In the listing below, locate the lines bearing the word "Prior". Copy every one of them.

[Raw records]
++++++
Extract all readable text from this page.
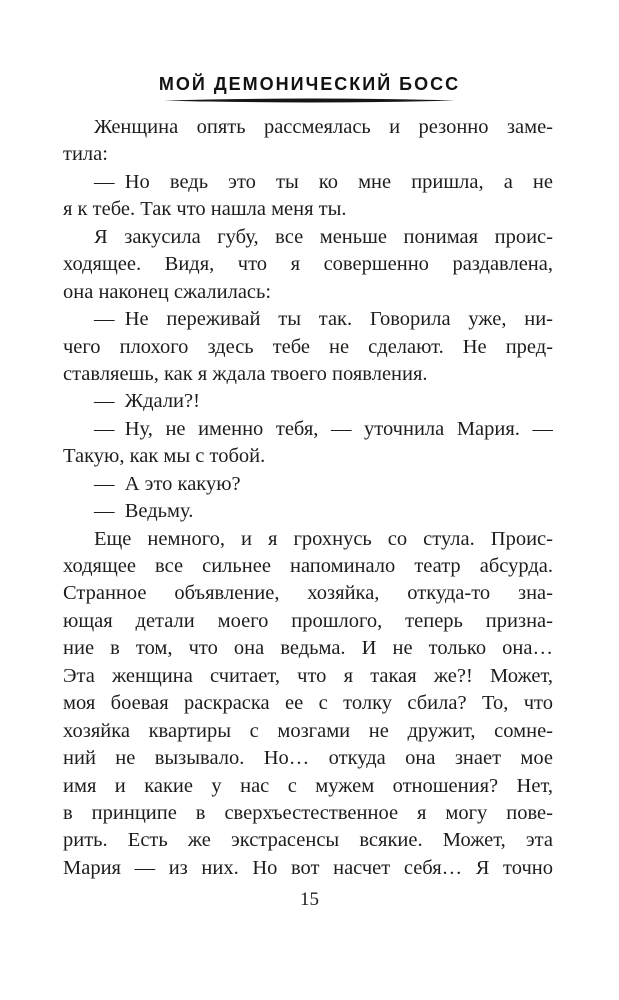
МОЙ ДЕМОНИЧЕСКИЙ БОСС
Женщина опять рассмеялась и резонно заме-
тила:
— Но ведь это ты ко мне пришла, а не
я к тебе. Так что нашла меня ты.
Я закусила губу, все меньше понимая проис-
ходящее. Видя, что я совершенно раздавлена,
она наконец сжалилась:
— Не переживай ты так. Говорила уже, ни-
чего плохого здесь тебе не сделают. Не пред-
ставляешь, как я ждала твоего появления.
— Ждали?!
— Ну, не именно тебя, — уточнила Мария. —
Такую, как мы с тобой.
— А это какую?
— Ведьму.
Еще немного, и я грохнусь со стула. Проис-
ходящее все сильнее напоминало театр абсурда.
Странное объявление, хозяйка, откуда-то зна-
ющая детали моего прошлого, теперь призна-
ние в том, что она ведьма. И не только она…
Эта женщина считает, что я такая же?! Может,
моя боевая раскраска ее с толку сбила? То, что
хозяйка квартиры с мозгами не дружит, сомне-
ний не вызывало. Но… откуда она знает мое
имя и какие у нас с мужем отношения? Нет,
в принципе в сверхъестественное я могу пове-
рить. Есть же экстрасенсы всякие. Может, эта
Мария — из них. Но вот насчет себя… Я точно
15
++++++
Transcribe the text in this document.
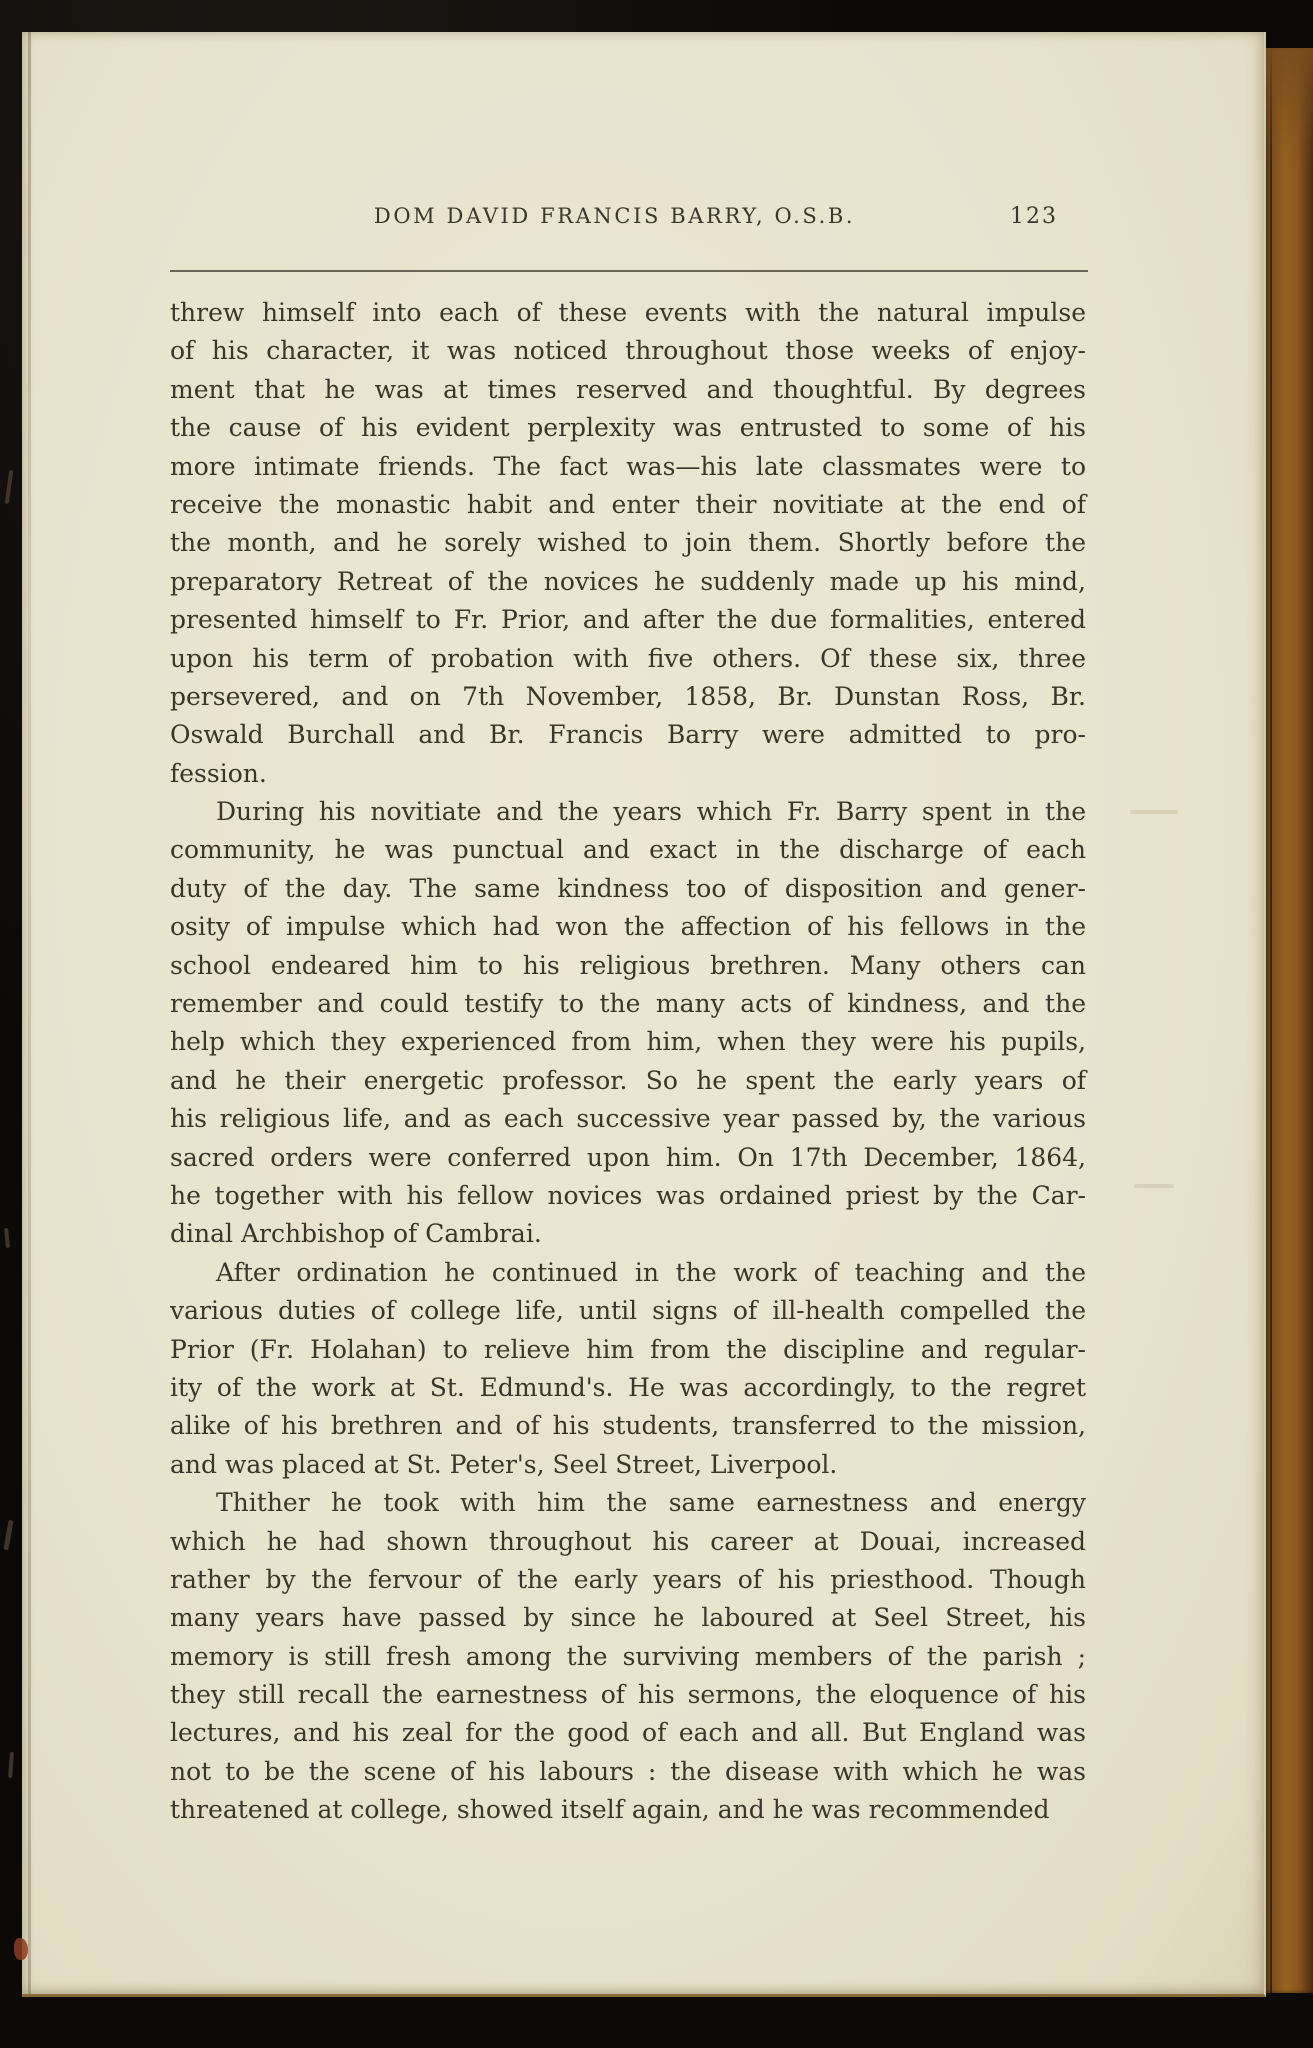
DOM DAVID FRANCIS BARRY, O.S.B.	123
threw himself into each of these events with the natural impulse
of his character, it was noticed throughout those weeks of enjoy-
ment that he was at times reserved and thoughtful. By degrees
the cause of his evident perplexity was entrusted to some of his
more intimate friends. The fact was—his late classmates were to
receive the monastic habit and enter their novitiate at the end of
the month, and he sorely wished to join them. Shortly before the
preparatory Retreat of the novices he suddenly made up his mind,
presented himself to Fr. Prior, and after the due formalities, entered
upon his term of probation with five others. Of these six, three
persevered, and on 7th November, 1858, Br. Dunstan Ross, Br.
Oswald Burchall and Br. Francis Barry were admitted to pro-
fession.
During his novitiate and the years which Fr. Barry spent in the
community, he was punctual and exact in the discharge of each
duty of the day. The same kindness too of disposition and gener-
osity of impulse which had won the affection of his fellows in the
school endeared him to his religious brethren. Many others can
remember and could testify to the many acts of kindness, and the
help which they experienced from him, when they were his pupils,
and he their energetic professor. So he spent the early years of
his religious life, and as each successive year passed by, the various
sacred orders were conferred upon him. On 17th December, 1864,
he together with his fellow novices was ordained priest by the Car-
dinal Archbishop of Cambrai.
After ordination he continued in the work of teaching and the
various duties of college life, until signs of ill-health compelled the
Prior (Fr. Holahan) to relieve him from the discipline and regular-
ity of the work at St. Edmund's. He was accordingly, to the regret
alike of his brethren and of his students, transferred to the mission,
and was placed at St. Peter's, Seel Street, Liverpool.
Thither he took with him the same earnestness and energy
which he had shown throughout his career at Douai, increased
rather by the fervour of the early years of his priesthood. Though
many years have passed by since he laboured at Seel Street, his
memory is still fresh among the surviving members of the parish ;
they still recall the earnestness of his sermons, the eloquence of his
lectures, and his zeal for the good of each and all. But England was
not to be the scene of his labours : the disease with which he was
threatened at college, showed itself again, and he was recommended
++++++
SOLVED EXERCISE |
presented himself to Fr. Prior, and after the due formalities, entered
Prior (Fr. Holahan) to relieve him from the discipline and regular-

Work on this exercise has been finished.